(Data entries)
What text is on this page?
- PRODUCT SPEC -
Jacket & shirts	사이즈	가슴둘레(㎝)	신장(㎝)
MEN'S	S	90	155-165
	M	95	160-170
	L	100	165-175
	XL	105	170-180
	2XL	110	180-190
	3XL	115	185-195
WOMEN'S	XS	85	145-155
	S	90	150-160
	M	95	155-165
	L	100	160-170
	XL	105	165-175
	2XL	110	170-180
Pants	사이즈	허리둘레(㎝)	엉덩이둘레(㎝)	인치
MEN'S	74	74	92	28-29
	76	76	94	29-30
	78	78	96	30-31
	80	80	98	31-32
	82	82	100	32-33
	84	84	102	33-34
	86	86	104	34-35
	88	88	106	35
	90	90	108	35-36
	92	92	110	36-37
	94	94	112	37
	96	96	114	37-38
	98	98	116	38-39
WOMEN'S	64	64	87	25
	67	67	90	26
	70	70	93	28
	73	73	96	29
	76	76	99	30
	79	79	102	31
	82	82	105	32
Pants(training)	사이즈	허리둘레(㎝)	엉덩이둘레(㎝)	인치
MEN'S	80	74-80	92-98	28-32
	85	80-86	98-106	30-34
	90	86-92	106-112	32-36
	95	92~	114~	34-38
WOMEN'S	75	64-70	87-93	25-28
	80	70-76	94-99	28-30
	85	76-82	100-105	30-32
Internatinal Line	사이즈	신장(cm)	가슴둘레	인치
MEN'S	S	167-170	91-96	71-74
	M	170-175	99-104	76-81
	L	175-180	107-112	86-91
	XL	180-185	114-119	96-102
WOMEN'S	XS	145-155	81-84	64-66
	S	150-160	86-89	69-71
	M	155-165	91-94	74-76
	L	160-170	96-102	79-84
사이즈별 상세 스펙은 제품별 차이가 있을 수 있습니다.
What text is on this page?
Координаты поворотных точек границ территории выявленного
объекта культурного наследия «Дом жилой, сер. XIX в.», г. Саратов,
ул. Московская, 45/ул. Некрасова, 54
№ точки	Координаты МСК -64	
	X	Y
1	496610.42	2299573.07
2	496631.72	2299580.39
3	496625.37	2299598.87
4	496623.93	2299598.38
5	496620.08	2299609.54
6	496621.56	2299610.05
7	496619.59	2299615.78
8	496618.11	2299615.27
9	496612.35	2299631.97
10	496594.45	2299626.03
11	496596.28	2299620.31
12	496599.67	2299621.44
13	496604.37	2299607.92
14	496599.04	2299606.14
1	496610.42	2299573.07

_What is needed_: Indicate how many lines of the material include the word "Pants"; the number alone is required.

_Solution to this problem_: 2